Tell me how many lines hold "image", please, using only the number.

--- start ---

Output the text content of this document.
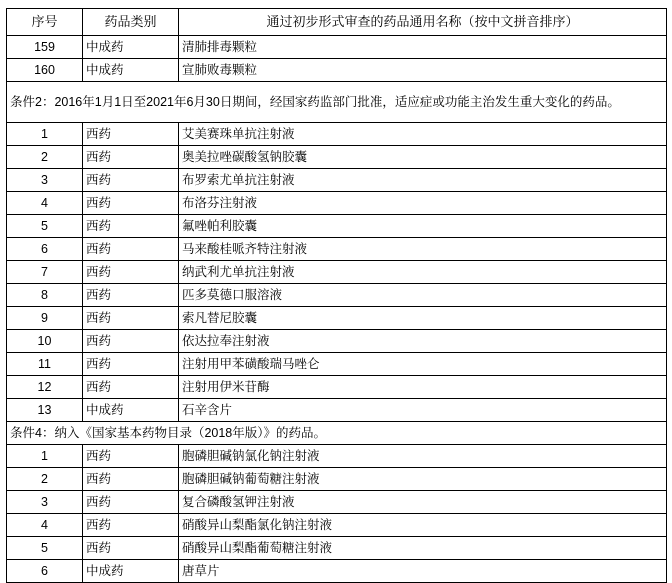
序号	药品类别	通过初步形式审查的药品通用名称（按中文拼音排序）
159	中成药	清肺排毒颗粒
160	中成药	宣肺败毒颗粒
条件2：2016年1月1日至2021年6月30日期间，经国家药监部门批准，适应症或功能主治发生重大变化的药品。		
1	西药	艾美赛珠单抗注射液
2	西药	奥美拉唑碳酸氢钠胶囊
3	西药	布罗索尤单抗注射液
4	西药	布洛芬注射液
5	西药	氟唑帕利胶囊
6	西药	马来酸桂哌齐特注射液
7	西药	纳武利尤单抗注射液
8	西药	匹多莫德口服溶液
9	西药	索凡替尼胶囊
10	西药	依达拉奉注射液
11	西药	注射用甲苯磺酸瑞马唑仑
12	西药	注射用伊米苷酶
13	中成药	石辛含片
条件4：纳入《国家基本药物目录（2018年版）》的药品。		
1	西药	胞磷胆碱钠氯化钠注射液
2	西药	胞磷胆碱钠葡萄糖注射液
3	西药	复合磷酸氢钾注射液
4	西药	硝酸异山梨酯氯化钠注射液
5	西药	硝酸异山梨酯葡萄糖注射液
6	中成药	唐草片
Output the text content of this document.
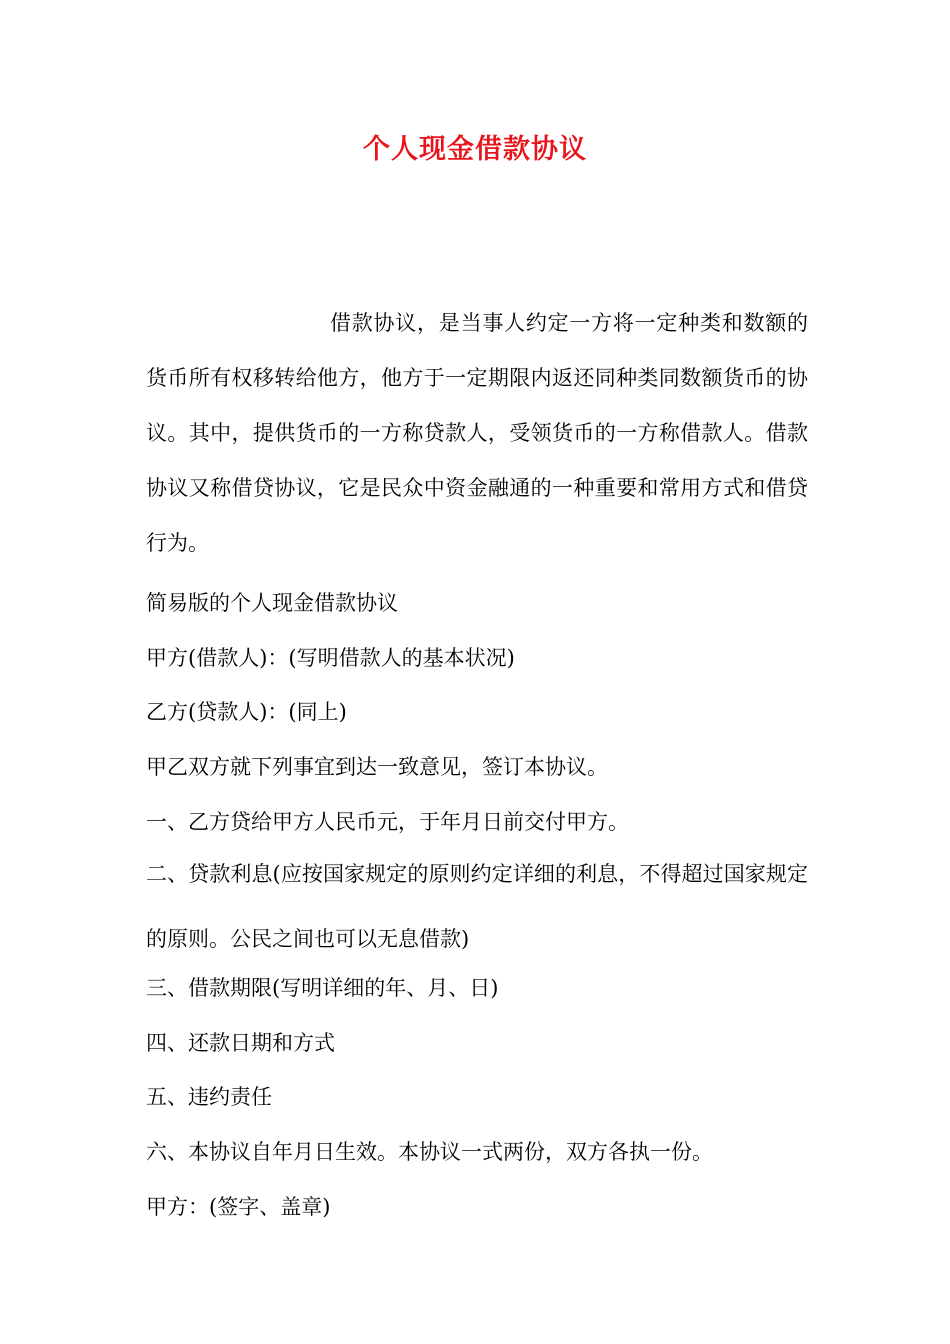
个人现金借款协议
借款协议，是当事人约定一方将一定种类和数额的货币所有权移转给他方，他方于一定期限内返还同种类同数额货币的协议。其中，提供货币的一方称贷款人，受领货币的一方称借款人。借款协议又称借贷协议，它是民众中资金融通的一种重要和常用方式和借贷行为。
简易版的个人现金借款协议
甲方(借款人)：(写明借款人的基本状况)
乙方(贷款人)：(同上)
甲乙双方就下列事宜到达一致意见，签订本协议。
一、乙方贷给甲方人民币元，于年月日前交付甲方。
二、贷款利息(应按国家规定的原则约定详细的利息，不得超过国家规定的原则。公民之间也可以无息借款)
三、借款期限(写明详细的年、月、日)
四、还款日期和方式
五、违约责任
六、本协议自年月日生效。本协议一式两份，双方各执一份。
甲方：(签字、盖章)
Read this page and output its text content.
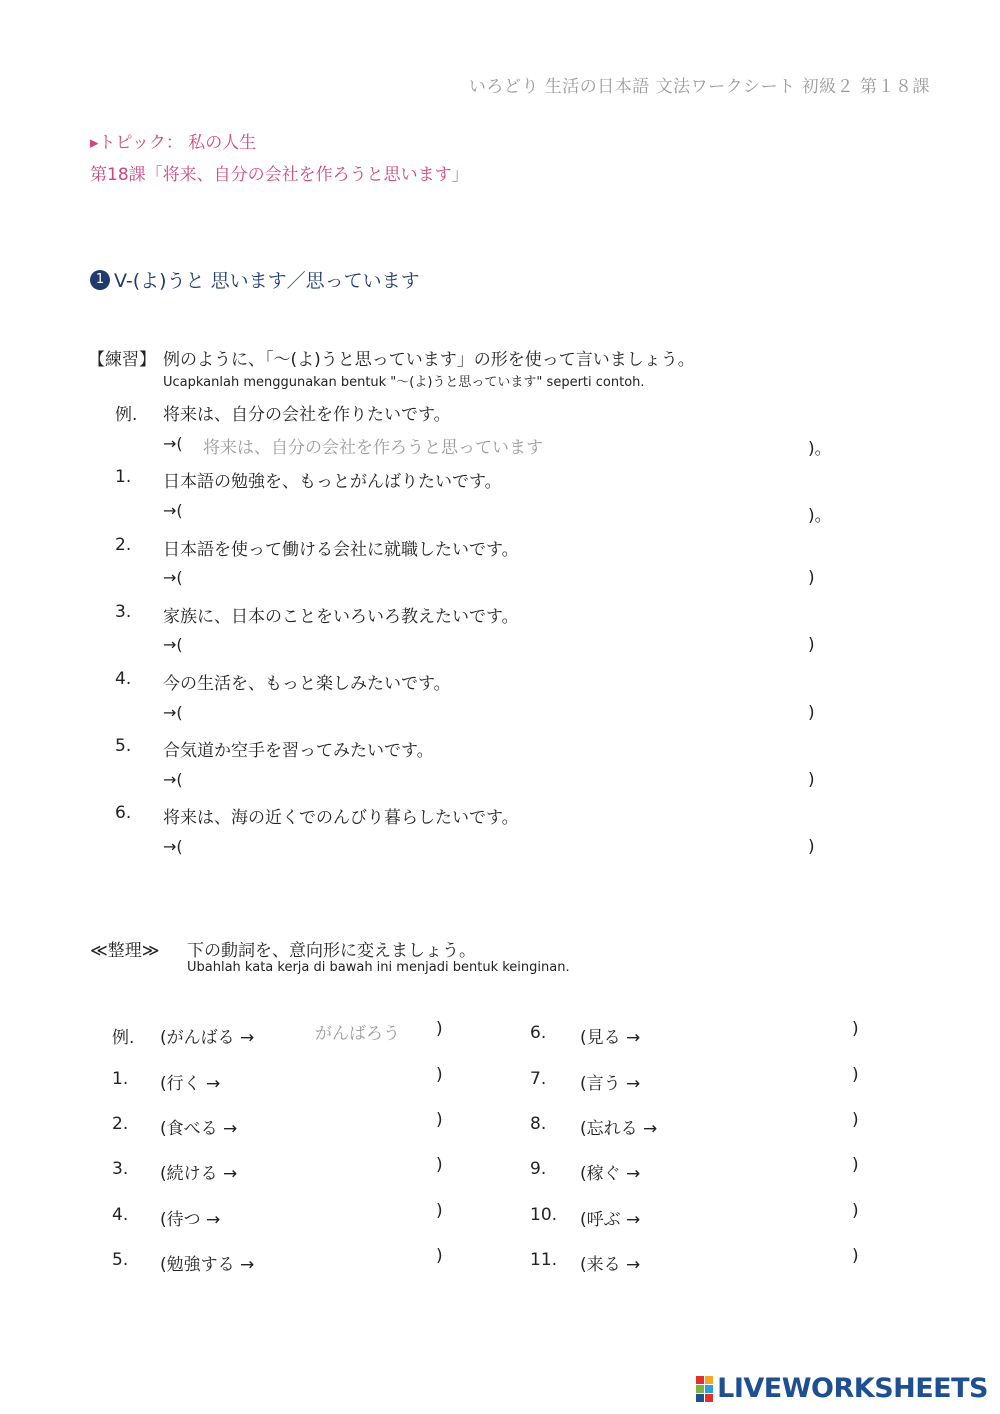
いろどり 生活の日本語 文法ワークシート 初級２ 第１８課
▸トピック： 私の人生
第18課「将来、自分の会社を作ろうと思います」
1 V-(よ)うと 思います／思っています
【練習】 例のように、「～(よ)うと思っています」の形を使って言いましょう。
Ucapkanlah menggunakan bentuk "～(よ)うと思っています" seperti contoh.
例. 将来は、自分の会社を作りたいです。
→( 将来は、自分の会社を作ろうと思っています	)。
1. 日本語の勉強を、もっとがんばりたいです。
→(	)。
2. 日本語を使って働ける会社に就職したいです。
→(	)
3. 家族に、日本のことをいろいろ教えたいです。
→(	)
4. 今の生活を、もっと楽しみたいです。
→(	)
5. 合気道か空手を習ってみたいです。
→(	)
6. 将来は、海の近くでのんびり暮らしたいです。
→(	)
≪整理≫ 下の動詞を、意向形に変えましょう。
Ubahlah kata kerja di bawah ini menjadi bentuk keinginan.
例. (がんばる →	がんばろう )
1. (行く →	)
2. (食べる →	)
3. (続ける →	)
4. (待つ →	)
5. (勉強する →	)
6. (見る →	)
7. (言う →	)
8. (忘れる →	)
9. (稼ぐ →	)
10. (呼ぶ →	)
11. (来る →	)
LIVEWORKSHEETS
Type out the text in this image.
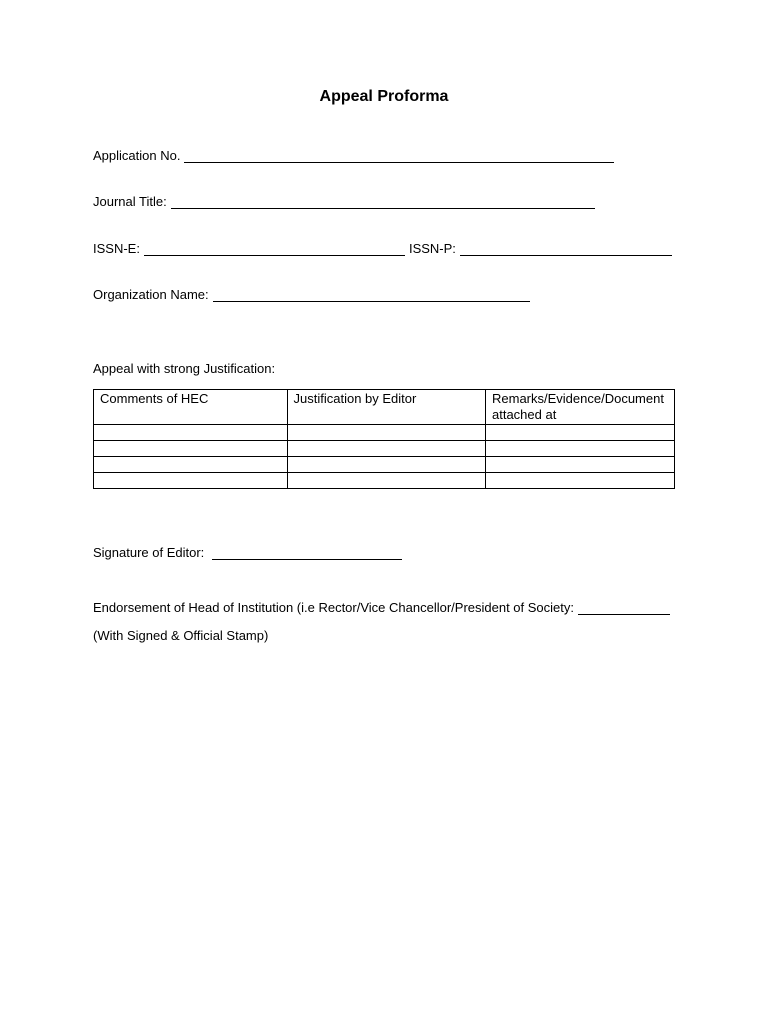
Appeal Proforma
Application No.
Journal Title:
ISSN-E:	ISSN-P:
Organization Name:
Appeal with strong Justification:
Comments of HEC	Justification by Editor	Remarks/Evidence/Document attached at

Signature of Editor:
Endorsement of Head of Institution (i.e Rector/Vice Chancellor/President of Society:
(With Signed & Official Stamp)
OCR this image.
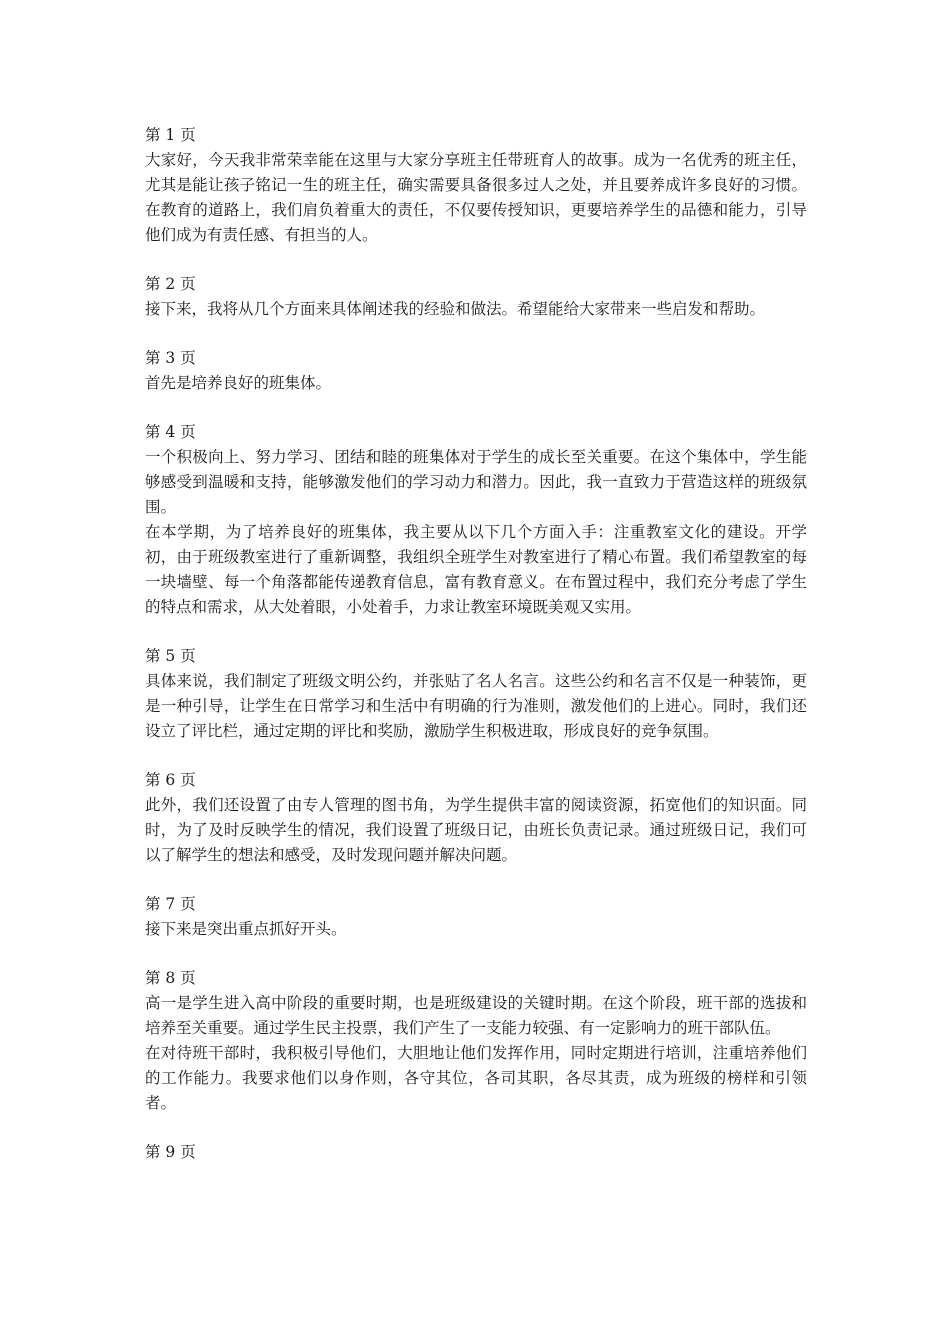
第 1 页
大家好，今天我非常荣幸能在这里与大家分享班主任带班育人的故事。成为一名优秀的班主任，尤其是能让孩子铭记一生的班主任，确实需要具备很多过人之处，并且要养成许多良好的习惯。在教育的道路上，我们肩负着重大的责任，不仅要传授知识，更要培养学生的品德和能力，引导他们成为有责任感、有担当的人。
第 2 页
接下来，我将从几个方面来具体阐述我的经验和做法。希望能给大家带来一些启发和帮助。
第 3 页
首先是培养良好的班集体。
第 4 页
一个积极向上、努力学习、团结和睦的班集体对于学生的成长至关重要。在这个集体中，学生能够感受到温暖和支持，能够激发他们的学习动力和潜力。因此，我一直致力于营造这样的班级氛围。
在本学期，为了培养良好的班集体，我主要从以下几个方面入手：注重教室文化的建设。开学初，由于班级教室进行了重新调整，我组织全班学生对教室进行了精心布置。我们希望教室的每一块墙壁、每一个角落都能传递教育信息，富有教育意义。在布置过程中，我们充分考虑了学生的特点和需求，从大处着眼，小处着手，力求让教室环境既美观又实用。
第 5 页
具体来说，我们制定了班级文明公约，并张贴了名人名言。这些公约和名言不仅是一种装饰，更是一种引导，让学生在日常学习和生活中有明确的行为准则，激发他们的上进心。同时，我们还设立了评比栏，通过定期的评比和奖励，激励学生积极进取，形成良好的竞争氛围。
第 6 页
此外，我们还设置了由专人管理的图书角，为学生提供丰富的阅读资源，拓宽他们的知识面。同时，为了及时反映学生的情况，我们设置了班级日记，由班长负责记录。通过班级日记，我们可以了解学生的想法和感受，及时发现问题并解决问题。
第 7 页
接下来是突出重点抓好开头。
第 8 页
高一是学生进入高中阶段的重要时期，也是班级建设的关键时期。在这个阶段，班干部的选拔和培养至关重要。通过学生民主投票，我们产生了一支能力较强、有一定影响力的班干部队伍。
在对待班干部时，我积极引导他们，大胆地让他们发挥作用，同时定期进行培训，注重培养他们的工作能力。我要求他们以身作则，各守其位，各司其职，各尽其责，成为班级的榜样和引领者。
第 9 页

--- end ---

◆ Output
2